Give back the full material, exactly as it reads.

▶

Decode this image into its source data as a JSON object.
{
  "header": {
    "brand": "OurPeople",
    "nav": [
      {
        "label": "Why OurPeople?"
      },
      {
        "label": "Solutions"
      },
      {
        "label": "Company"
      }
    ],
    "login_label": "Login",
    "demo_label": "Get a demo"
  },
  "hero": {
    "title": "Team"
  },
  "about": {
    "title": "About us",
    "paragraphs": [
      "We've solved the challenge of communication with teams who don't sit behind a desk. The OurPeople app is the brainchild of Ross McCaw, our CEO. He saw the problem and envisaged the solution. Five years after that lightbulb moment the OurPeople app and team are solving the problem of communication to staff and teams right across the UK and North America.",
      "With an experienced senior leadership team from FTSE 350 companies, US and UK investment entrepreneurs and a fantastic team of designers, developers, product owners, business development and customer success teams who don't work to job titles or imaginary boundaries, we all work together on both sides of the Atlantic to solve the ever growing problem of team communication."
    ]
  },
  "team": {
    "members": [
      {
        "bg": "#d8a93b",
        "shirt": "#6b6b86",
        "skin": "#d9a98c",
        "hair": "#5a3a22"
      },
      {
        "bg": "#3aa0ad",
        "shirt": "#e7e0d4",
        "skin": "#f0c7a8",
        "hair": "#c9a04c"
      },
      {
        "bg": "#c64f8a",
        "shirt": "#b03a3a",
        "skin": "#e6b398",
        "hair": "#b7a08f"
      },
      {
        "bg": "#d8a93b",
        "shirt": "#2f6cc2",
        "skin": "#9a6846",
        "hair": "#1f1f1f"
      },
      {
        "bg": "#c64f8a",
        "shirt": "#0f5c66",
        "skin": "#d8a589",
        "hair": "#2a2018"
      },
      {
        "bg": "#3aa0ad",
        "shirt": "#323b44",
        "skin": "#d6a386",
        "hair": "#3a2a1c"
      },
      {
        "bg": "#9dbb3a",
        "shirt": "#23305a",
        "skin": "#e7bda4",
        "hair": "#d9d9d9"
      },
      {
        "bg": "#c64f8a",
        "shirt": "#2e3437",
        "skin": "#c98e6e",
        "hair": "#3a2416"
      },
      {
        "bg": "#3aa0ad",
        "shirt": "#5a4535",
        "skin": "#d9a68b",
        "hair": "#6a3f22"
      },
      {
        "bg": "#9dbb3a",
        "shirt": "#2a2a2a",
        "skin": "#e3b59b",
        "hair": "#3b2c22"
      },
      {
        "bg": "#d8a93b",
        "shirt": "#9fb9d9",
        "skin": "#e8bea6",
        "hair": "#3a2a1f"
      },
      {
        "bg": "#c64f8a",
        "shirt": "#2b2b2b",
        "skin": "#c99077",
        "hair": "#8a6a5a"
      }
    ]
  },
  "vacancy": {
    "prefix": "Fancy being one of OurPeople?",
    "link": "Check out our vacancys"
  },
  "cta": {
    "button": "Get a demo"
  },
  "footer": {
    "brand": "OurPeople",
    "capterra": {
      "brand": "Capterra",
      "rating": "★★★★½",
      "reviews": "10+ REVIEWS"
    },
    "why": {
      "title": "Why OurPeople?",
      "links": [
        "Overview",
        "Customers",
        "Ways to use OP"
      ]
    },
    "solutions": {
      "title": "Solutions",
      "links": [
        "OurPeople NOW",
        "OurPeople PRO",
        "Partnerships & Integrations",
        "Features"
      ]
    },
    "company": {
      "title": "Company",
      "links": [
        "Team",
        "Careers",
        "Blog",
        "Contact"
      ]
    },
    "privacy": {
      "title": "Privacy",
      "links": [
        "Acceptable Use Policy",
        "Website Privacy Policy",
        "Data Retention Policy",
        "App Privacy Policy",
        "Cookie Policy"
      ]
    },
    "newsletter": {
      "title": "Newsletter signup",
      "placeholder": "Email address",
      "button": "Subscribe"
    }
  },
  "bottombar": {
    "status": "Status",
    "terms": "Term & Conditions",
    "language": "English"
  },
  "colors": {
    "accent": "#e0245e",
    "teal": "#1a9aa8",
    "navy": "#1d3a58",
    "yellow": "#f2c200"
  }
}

◀

[The result]:
Decode this image into its source data as a JSON object.
{
  "header": {
    "brand": "OurPeople",
    "nav": [
      {
        "label": "Why OurPeople?"
      },
      {
        "label": "Solutions"
      },
      {
        "label": "Company"
      }
    ],
    "login_label": "Login",
    "demo_label": "Get a demo"
  },
  "hero": {
    "title": "Team"
  },
  "about": {
    "title": "About us",
    "paragraphs": [
      "We've solved the challenge of communication with teams who don't sit behind a desk. The OurPeople app is the brainchild of Ross McCaw, our CEO. He saw the problem and envisaged the solution. Five years after that lightbulb moment the OurPeople app and team are solving the problem of communication to staff and teams right across the UK and North America.",
      "With an experienced senior leadership team from FTSE 350 companies, US and UK investment entrepreneurs and a fantastic team of designers, developers, product owners, business development and customer success teams who don't work to job titles or imaginary boundaries, we all work together on both sides of the Atlantic to solve the ever growing problem of team communication."
    ]
  },
  "team": {
    "members": [
      {
        "bg": "#d8a93b",
        "shirt": "#6b6b86",
        "skin": "#d9a98c",
        "hair": "#5a3a22"
      },
      {
        "bg": "#3aa0ad",
        "shirt": "#e7e0d4",
        "skin": "#f0c7a8",
        "hair": "#c9a04c"
      },
      {
        "bg": "#c64f8a",
        "shirt": "#b03a3a",
        "skin": "#e6b398",
        "hair": "#b7a08f"
      },
      {
        "bg": "#d8a93b",
        "shirt": "#2f6cc2",
        "skin": "#9a6846",
        "hair": "#1f1f1f"
      },
      {
        "bg": "#c64f8a",
        "shirt": "#0f5c66",
        "skin": "#d8a589",
        "hair": "#2a2018"
      },
      {
        "bg": "#3aa0ad",
        "shirt": "#323b44",
        "skin": "#d6a386",
        "hair": "#3a2a1c"
      },
      {
        "bg": "#9dbb3a",
        "shirt": "#23305a",
        "skin": "#e7bda4",
        "hair": "#d9d9d9"
      },
      {
        "bg": "#c64f8a",
        "shirt": "#2e3437",
        "skin": "#c98e6e",
        "hair": "#3a2416"
      },
      {
        "bg": "#3aa0ad",
        "shirt": "#5a4535",
        "skin": "#d9a68b",
        "hair": "#6a3f22"
      },
      {
        "bg": "#9dbb3a",
        "shirt": "#2a2a2a",
        "skin": "#e3b59b",
        "hair": "#3b2c22"
      },
      {
        "bg": "#d8a93b",
        "shirt": "#9fb9d9",
        "skin": "#e8bea6",
        "hair": "#3a2a1f"
      },
      {
        "bg": "#c64f8a",
        "shirt": "#2b2b2b",
        "skin": "#c99077",
        "hair": "#8a6a5a"
      }
    ]
  },
  "vacancy": {
    "prefix": "Fancy being one of OurPeople?",
    "link": "Check out our vacancys"
  },
  "cta": {
    "button": "Get a demo"
  },
  "footer": {
    "brand": "OurPeople",
    "capterra": {
      "brand": "Capterra",
      "rating": "★★★★½",
      "reviews": "10+ REVIEWS"
    },
    "why": {
      "title": "Why OurPeople?",
      "links": [
        "Overview",
        "Customers",
        "Ways to use OP"
      ]
    },
    "solutions": {
      "title": "Solutions",
      "links": [
        "OurPeople NOW",
        "OurPeople PRO",
        "Partnerships & Integrations",
        "Features"
      ]
    },
    "company": {
      "title": "Company",
      "links": [
        "Team",
        "Careers",
        "Blog",
        "Contact"
      ]
    },
    "privacy": {
      "title": "Privacy",
      "links": [
        "Acceptable Use Policy",
        "Website Privacy Policy",
        "Data Retention Policy",
        "App Privacy Policy",
        "Cookie Policy"
      ]
    },
    "newsletter": {
      "title": "Newsletter signup",
      "placeholder": "Email address",
      "button": "Subscribe"
    }
  },
  "bottombar": {
    "status": "Status",
    "terms": "Term & Conditions",
    "language": "English"
  },
  "colors": {
    "accent": "#e0245e",
    "teal": "#1a9aa8",
    "navy": "#1d3a58",
    "yellow": "#f2c200"
  }
}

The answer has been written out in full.